Your task:
Tell how many lines include the string "title". Answer with a single number.
--- start of Input ---
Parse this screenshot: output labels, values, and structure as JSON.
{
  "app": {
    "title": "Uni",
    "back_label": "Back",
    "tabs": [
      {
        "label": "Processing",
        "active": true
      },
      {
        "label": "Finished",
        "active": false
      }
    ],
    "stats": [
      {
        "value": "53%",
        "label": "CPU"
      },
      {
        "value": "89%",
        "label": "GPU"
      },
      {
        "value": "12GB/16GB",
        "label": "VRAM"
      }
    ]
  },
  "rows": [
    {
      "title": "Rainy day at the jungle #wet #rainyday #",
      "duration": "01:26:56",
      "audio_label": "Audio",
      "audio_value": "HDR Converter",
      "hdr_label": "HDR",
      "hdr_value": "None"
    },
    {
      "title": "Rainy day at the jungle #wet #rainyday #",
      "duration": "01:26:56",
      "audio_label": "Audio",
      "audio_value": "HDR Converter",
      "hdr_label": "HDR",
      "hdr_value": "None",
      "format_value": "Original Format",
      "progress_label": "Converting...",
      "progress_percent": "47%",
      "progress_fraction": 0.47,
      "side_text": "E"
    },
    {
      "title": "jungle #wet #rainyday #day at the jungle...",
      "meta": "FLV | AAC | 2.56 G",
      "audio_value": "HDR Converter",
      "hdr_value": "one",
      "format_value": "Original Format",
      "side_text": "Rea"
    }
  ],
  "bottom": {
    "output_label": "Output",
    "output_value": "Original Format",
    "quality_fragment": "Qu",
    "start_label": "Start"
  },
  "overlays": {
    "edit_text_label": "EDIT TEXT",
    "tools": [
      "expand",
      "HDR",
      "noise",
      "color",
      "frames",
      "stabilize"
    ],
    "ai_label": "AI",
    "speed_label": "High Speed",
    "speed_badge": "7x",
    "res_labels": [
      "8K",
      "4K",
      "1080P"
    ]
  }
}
--- end of Input ---
--- start of Input ---
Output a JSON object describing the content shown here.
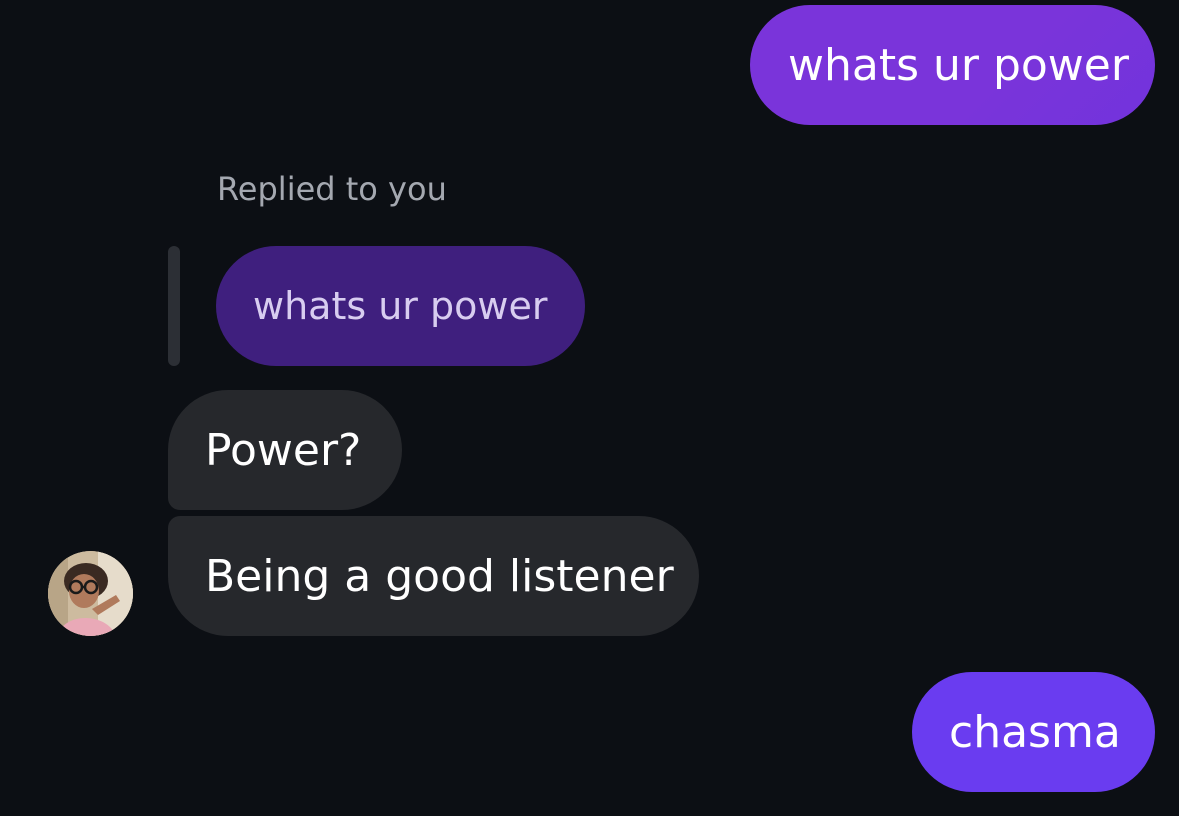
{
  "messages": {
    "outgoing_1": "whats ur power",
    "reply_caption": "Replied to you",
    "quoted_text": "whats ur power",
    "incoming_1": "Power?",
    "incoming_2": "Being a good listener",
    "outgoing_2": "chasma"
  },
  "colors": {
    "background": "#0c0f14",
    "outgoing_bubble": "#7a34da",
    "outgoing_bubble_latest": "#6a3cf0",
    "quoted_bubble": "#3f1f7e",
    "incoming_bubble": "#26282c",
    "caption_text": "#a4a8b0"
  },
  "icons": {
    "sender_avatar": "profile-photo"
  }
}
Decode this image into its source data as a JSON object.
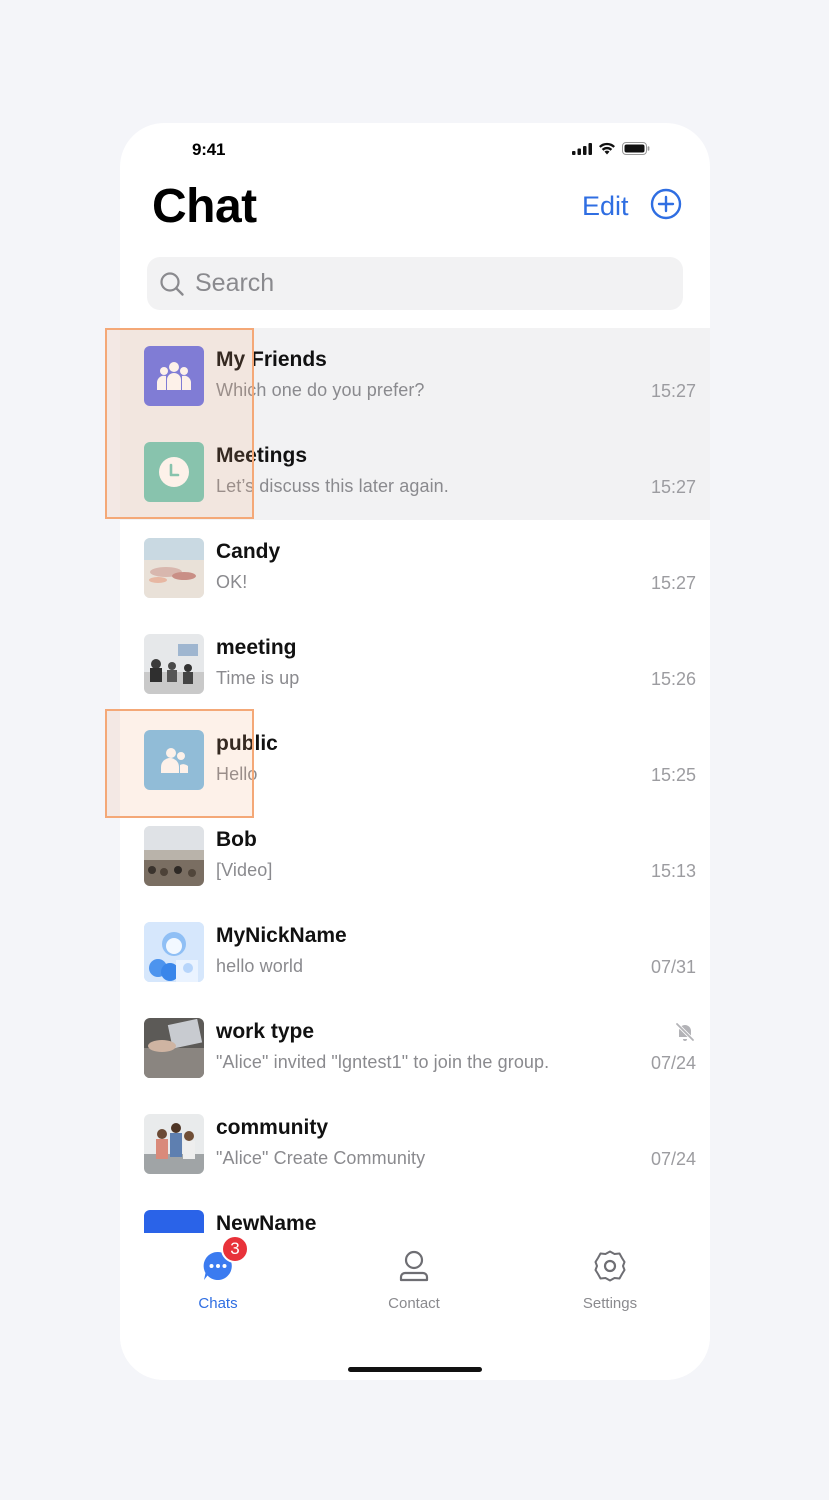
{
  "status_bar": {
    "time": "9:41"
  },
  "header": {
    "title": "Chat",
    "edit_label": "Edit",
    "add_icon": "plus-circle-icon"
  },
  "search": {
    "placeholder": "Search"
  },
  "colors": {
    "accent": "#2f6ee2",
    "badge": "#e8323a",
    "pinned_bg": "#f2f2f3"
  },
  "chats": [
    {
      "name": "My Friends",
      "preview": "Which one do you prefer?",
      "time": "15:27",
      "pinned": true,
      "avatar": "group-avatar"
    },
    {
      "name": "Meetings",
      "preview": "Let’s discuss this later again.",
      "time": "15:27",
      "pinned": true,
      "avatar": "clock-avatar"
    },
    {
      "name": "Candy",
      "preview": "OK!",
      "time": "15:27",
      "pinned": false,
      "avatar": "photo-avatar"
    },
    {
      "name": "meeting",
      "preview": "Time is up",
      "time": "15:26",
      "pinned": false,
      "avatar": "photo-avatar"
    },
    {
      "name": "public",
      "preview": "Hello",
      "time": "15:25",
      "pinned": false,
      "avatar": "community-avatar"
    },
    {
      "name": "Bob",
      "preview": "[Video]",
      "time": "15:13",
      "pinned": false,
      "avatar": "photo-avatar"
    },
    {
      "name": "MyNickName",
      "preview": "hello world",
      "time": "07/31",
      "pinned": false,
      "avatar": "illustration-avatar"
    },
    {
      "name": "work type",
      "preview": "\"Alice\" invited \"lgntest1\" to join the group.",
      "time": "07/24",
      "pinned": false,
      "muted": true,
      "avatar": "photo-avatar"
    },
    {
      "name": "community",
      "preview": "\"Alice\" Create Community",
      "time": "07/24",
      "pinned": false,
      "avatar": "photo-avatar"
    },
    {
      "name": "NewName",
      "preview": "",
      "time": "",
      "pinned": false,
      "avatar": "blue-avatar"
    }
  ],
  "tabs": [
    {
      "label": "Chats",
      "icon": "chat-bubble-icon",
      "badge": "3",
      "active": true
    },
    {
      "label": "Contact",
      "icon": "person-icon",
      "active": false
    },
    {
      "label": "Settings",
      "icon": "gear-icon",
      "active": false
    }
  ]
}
--- end of Input ---
--- start of Input ---
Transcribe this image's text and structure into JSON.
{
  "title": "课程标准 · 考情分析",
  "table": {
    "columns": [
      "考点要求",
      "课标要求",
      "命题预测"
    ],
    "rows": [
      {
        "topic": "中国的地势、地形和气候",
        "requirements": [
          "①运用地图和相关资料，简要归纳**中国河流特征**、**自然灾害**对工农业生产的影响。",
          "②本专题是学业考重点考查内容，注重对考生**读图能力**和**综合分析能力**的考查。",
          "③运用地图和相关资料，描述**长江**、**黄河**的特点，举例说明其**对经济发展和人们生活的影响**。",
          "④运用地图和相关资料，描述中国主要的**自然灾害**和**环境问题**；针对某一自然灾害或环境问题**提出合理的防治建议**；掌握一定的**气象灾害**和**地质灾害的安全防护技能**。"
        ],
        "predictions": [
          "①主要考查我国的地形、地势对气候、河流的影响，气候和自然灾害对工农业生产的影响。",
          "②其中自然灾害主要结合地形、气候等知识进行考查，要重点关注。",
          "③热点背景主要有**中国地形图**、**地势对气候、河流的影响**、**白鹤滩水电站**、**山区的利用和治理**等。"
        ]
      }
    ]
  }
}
--- end of Input ---
Output:
6